→ **ESTRATTO DEL DOCUMENTO**:
^^^^^^^^

Aerodinamica estrema e dimagrimento localizzato per raggiungere l’incredibile rapporto peso/potenza di 1 a 1

È stata svelata al Salone di Ginevra la Aston Martin Valkyrie AMR Pro, versione da pista della già estrema Valkyrie nata dalla collaborazione tra la casa di Gaydon e Red Bull Racing. In esposizione tra la Formula 1 Red Bull Racing F1TM 2018 e la Aston Martin Vantage GTE WEC, la AMR Pro è stata presentata da Adrian Newey e Chris Horner; nonostante non si conoscano ancora i dati relativi alle prestazioni, hanno annunciato che la vettura sarà in grado di raggiungere il fatidico rapporto peso/potenza di 1:1, grazie all’estrema leggerezza e all’avanzatissimo studio aerodinamico.

Peso piuma e potenza da record

Tutto ruota intorno ai concetti di peso ed aerodinamica, estremi per una vettura stradale e in linea con quanto siamo già abituati a vedere in Formula 1 e a Le Mans. La struttura in fibra di carbonio è stata alleggerita ed è stato rimosso l’impianto di riscaldamento; spariscono gli schermi dell’infotainment montati sulla Valkyrie stradale e vengono adottati finestrini e parabrezza in policarbonato. Alleggeriti anche sospensioni, sempre in fibra di carbonio, e sistema di scarico. Il peso dovrebbe oscillare intorno ai 1000 kg; un mix esplosivo pensando al V12 da 6.5 litri da oltre 1115 CV che, secondo indiscrezioni, dovrebbe spingere la vettura fino al oltre i 350 km/h.

Incollata alla strada

Tutte le superfici della Aston Martin Valkyrie AMR Pro sono state riviste e studiate al fine ottimizzare il carico aerodinamico. Rispetto alla versione stradale la carrozzerie è stata allargata; i tecnici promettono una deportanza tale da doppiare il peso della macchina, grazie alle enormi appendici anteriori e posteriori. La Valkyrie AMR Pro verrà prodotta in soli 25 esemplari, tutti già venduti.

^^^^^^^^

→ **RECORD DEL DATASET**:
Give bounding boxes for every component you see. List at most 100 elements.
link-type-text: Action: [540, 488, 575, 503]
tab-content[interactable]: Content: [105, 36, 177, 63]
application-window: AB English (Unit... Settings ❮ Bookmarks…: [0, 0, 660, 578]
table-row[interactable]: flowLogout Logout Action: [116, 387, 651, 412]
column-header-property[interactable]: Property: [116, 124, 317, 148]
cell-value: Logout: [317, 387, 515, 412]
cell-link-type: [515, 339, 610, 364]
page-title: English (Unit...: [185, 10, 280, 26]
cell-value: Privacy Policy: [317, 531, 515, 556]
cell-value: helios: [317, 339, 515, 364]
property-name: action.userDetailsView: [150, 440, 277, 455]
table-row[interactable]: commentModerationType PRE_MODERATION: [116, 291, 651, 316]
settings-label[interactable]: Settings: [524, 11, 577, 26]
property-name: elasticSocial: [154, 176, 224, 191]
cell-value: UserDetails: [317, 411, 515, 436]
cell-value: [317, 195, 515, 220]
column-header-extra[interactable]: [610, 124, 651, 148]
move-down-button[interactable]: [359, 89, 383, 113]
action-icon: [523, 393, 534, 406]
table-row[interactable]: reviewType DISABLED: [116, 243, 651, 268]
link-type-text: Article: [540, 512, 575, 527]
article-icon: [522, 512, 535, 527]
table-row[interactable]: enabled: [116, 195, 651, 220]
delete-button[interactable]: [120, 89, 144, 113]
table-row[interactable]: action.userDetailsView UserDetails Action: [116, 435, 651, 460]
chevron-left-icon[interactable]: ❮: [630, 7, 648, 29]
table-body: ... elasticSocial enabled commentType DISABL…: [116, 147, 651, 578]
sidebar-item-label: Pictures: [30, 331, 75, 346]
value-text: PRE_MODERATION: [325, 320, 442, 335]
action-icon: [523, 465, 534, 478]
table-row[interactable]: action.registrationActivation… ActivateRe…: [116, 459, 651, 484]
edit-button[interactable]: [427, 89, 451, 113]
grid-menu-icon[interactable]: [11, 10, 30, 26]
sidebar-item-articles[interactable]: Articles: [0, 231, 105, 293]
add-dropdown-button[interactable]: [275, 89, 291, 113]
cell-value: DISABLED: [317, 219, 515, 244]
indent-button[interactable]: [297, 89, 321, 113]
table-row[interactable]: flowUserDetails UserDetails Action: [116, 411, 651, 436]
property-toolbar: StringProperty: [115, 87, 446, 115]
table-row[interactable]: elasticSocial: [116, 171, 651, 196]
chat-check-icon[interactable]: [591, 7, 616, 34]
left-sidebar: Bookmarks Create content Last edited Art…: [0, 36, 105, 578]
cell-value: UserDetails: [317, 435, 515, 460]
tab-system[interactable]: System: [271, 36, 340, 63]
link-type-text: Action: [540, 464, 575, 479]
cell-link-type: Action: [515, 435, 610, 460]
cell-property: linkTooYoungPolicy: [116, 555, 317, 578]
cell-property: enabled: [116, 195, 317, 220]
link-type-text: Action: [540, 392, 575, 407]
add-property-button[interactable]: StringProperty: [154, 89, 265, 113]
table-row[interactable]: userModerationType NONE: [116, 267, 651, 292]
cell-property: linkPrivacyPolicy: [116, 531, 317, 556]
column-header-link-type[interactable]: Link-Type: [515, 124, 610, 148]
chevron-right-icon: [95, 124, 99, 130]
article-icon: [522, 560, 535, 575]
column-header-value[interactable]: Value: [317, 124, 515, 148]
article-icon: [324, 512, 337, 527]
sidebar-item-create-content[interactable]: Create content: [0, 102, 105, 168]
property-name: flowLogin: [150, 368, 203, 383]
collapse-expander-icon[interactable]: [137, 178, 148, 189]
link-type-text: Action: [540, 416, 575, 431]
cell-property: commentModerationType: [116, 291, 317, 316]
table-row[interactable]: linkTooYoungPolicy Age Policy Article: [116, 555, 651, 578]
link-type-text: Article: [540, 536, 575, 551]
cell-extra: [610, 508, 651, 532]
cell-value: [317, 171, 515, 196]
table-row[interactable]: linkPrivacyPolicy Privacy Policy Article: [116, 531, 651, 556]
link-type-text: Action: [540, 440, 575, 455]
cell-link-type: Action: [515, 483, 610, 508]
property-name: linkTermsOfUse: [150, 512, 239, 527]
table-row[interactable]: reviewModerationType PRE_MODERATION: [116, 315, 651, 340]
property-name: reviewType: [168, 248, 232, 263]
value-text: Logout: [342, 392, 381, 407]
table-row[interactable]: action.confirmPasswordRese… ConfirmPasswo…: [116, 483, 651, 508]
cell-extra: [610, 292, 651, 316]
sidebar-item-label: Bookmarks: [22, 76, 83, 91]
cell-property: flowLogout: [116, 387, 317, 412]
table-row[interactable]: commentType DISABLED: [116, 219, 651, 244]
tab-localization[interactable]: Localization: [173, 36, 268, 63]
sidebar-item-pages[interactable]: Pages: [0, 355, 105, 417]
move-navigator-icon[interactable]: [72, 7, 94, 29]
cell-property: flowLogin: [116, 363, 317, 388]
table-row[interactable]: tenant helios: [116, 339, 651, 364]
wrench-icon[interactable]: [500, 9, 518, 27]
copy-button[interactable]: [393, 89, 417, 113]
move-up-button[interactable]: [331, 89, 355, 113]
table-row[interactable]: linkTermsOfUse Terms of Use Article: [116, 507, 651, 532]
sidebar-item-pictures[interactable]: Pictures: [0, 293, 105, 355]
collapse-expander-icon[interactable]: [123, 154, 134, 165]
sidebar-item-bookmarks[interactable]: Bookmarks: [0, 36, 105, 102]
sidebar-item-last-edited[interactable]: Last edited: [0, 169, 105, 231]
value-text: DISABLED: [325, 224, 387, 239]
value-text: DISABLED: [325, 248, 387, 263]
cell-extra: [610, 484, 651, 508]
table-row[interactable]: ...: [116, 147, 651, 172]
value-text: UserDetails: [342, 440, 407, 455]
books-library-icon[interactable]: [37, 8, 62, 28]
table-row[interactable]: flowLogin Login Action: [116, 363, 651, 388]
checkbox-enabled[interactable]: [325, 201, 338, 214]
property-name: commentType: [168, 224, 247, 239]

^^^^^^^^

→ **ENUNCIATO DEL PROBLEMA**:
Secondo l'articolo sulla Valkyrie AMR Pro, per quali ragioni la vettura potrà raggiungere il rapporto peso/potenza di 1:1? Risponda in una-tre frasi. I record non hanno alcun ruolo in questo esercizio.

→ **RISPOSTA ALL'ESERCIZIO**:
La vettura potrà raggiungere il rapporto peso/potenza di 1:1 grazie all'estrema leggerezza e all'avanzatissimo studio aerodinamico. Il peso dovrebbe aggirarsi intorno ai 1000 kg, a fronte di un V12 da 6.5 litri da oltre 1115 CV.